What the task requires:
Rewrite the data from its first line through the line containing "share-button[interactable]: Share bbox=[1024, 1152, 1146, 1206]", replacing "New York" with "Brooklyn" and leaving everything else unchanged.

___

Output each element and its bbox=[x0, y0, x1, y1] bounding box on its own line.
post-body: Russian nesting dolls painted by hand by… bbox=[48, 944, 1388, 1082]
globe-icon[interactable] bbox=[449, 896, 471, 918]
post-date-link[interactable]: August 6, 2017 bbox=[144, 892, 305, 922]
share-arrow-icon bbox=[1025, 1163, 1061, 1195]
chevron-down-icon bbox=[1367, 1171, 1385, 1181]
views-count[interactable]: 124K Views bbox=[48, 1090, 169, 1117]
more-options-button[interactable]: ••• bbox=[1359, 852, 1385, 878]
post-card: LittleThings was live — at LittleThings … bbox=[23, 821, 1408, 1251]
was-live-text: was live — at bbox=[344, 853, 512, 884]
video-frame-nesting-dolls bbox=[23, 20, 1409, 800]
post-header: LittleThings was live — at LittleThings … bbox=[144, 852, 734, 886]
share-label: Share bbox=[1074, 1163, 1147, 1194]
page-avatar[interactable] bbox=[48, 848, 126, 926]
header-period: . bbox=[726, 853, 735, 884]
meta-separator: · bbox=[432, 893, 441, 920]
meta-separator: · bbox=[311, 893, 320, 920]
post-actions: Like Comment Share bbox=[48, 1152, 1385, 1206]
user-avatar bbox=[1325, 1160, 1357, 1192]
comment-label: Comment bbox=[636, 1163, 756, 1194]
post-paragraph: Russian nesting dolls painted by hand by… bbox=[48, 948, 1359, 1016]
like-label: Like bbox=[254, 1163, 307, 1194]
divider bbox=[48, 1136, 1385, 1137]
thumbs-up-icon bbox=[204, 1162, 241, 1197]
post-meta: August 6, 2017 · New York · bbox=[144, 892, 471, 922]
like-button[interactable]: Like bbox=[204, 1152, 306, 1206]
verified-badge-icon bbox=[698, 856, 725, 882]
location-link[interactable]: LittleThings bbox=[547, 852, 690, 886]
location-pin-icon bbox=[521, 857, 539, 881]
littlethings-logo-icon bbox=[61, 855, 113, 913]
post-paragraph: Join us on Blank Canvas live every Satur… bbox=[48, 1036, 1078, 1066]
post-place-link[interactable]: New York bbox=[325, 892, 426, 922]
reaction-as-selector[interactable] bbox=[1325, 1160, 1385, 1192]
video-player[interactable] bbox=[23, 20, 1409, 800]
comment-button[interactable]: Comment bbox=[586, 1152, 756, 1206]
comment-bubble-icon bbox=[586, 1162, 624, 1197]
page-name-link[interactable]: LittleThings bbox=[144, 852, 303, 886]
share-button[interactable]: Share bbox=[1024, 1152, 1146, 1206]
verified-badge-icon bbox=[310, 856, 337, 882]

___

Written answer:
Output each element and its bbox=[x0, y0, x1, y1] bounding box on its own line.
post-body: Russian nesting dolls painted by hand by… bbox=[48, 944, 1388, 1082]
globe-icon[interactable] bbox=[449, 896, 471, 918]
post-date-link[interactable]: August 6, 2017 bbox=[144, 892, 305, 922]
share-arrow-icon bbox=[1025, 1163, 1061, 1195]
chevron-down-icon bbox=[1367, 1171, 1385, 1181]
views-count[interactable]: 124K Views bbox=[48, 1090, 169, 1117]
more-options-button[interactable]: ••• bbox=[1359, 852, 1385, 878]
post-card: LittleThings was live — at LittleThings … bbox=[23, 821, 1408, 1251]
was-live-text: was live — at bbox=[344, 853, 512, 884]
video-frame-nesting-dolls bbox=[23, 20, 1409, 800]
post-header: LittleThings was live — at LittleThings … bbox=[144, 852, 734, 886]
share-label: Share bbox=[1074, 1163, 1147, 1194]
page-avatar[interactable] bbox=[48, 848, 126, 926]
header-period: . bbox=[726, 853, 735, 884]
meta-separator: · bbox=[432, 893, 441, 920]
meta-separator: · bbox=[311, 893, 320, 920]
post-actions: Like Comment Share bbox=[48, 1152, 1385, 1206]
user-avatar bbox=[1325, 1160, 1357, 1192]
comment-label: Comment bbox=[636, 1163, 756, 1194]
post-paragraph: Russian nesting dolls painted by hand by… bbox=[48, 948, 1359, 1016]
like-label: Like bbox=[254, 1163, 307, 1194]
divider bbox=[48, 1136, 1385, 1137]
thumbs-up-icon bbox=[204, 1162, 241, 1197]
post-meta: August 6, 2017 · Brooklyn · bbox=[144, 892, 471, 922]
like-button[interactable]: Like bbox=[204, 1152, 306, 1206]
verified-badge-icon bbox=[698, 856, 725, 882]
location-link[interactable]: LittleThings bbox=[547, 852, 690, 886]
location-pin-icon bbox=[521, 857, 539, 881]
littlethings-logo-icon bbox=[61, 855, 113, 913]
post-paragraph: Join us on Blank Canvas live every Satur… bbox=[48, 1036, 1078, 1066]
post-place-link[interactable]: Brooklyn bbox=[325, 892, 426, 922]
reaction-as-selector[interactable] bbox=[1325, 1160, 1385, 1192]
video-player[interactable] bbox=[23, 20, 1409, 800]
comment-button[interactable]: Comment bbox=[586, 1152, 756, 1206]
comment-bubble-icon bbox=[586, 1162, 624, 1197]
page-name-link[interactable]: LittleThings bbox=[144, 852, 303, 886]
share-button[interactable]: Share bbox=[1024, 1152, 1146, 1206]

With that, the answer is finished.